- _WHAT IS BEING ASKED_
Go through the entries below and count the lines where the word "logo" appears; give only the count.
=== MATERIAL SUPPLIED ===
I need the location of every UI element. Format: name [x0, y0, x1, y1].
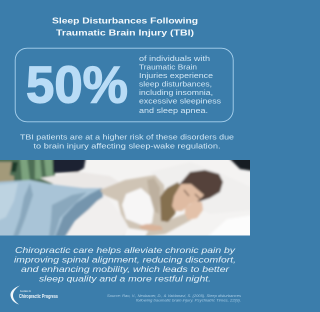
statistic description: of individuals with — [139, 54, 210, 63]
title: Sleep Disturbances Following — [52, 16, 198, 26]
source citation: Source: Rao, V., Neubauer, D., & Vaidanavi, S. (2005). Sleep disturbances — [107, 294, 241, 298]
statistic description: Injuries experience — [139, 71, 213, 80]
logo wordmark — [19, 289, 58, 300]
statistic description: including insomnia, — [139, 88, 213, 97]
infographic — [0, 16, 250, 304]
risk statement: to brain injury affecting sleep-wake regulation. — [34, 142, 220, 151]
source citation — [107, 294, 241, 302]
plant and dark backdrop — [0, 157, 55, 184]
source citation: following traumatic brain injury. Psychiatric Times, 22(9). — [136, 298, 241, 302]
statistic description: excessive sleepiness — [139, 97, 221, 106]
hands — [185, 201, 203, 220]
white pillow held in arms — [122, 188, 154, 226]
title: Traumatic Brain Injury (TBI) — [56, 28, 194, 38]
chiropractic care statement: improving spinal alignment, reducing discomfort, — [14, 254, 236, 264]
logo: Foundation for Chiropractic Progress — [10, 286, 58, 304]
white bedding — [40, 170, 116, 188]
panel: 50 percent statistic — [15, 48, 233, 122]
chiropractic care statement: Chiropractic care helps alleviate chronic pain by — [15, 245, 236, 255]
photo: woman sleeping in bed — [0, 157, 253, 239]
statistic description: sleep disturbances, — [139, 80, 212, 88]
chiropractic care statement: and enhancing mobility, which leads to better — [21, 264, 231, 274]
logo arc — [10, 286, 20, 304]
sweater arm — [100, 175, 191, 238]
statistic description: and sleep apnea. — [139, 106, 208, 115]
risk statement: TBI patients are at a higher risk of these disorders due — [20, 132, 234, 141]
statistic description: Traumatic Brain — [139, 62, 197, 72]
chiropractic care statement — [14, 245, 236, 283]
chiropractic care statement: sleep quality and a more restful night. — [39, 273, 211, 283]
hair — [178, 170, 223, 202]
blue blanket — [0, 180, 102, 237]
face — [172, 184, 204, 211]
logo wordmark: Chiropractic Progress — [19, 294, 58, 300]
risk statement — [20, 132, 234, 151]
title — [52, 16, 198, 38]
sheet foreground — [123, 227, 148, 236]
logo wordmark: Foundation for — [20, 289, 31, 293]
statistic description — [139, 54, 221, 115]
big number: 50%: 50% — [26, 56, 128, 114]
===
=== MATERIAL SUPPLIED ===
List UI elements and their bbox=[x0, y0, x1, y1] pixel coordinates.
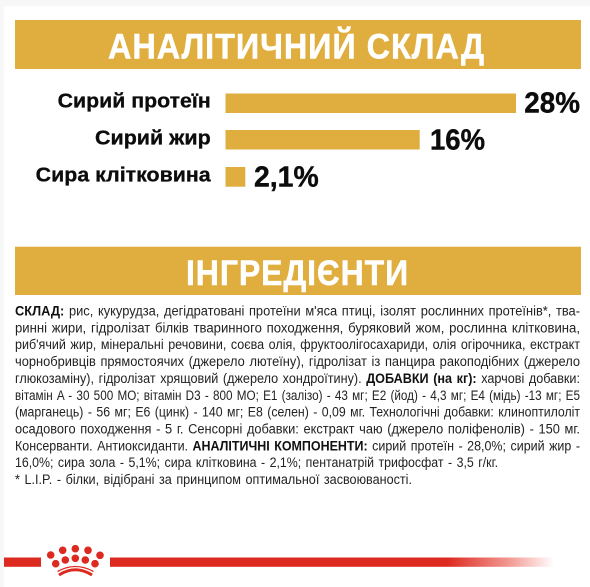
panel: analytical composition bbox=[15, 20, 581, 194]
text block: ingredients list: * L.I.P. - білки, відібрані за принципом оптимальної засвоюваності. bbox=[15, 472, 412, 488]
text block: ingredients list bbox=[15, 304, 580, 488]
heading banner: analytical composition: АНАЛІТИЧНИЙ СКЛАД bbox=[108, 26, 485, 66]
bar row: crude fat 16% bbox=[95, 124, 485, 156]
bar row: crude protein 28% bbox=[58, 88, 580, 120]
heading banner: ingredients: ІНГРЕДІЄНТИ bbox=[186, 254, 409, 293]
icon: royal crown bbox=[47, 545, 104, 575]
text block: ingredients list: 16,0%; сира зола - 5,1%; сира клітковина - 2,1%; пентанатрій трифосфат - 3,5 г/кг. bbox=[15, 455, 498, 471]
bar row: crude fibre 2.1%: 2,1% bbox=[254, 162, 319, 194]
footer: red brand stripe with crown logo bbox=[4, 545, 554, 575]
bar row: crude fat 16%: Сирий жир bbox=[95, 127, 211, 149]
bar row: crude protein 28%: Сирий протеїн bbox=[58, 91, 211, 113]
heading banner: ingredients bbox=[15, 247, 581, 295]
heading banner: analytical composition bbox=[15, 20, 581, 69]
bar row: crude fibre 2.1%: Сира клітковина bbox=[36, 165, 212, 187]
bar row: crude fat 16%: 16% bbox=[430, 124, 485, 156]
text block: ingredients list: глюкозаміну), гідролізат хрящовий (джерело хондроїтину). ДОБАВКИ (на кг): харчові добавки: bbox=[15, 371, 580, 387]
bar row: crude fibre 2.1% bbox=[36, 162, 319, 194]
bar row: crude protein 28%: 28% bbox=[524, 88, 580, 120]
===
- _EXERCISE RESULT_
6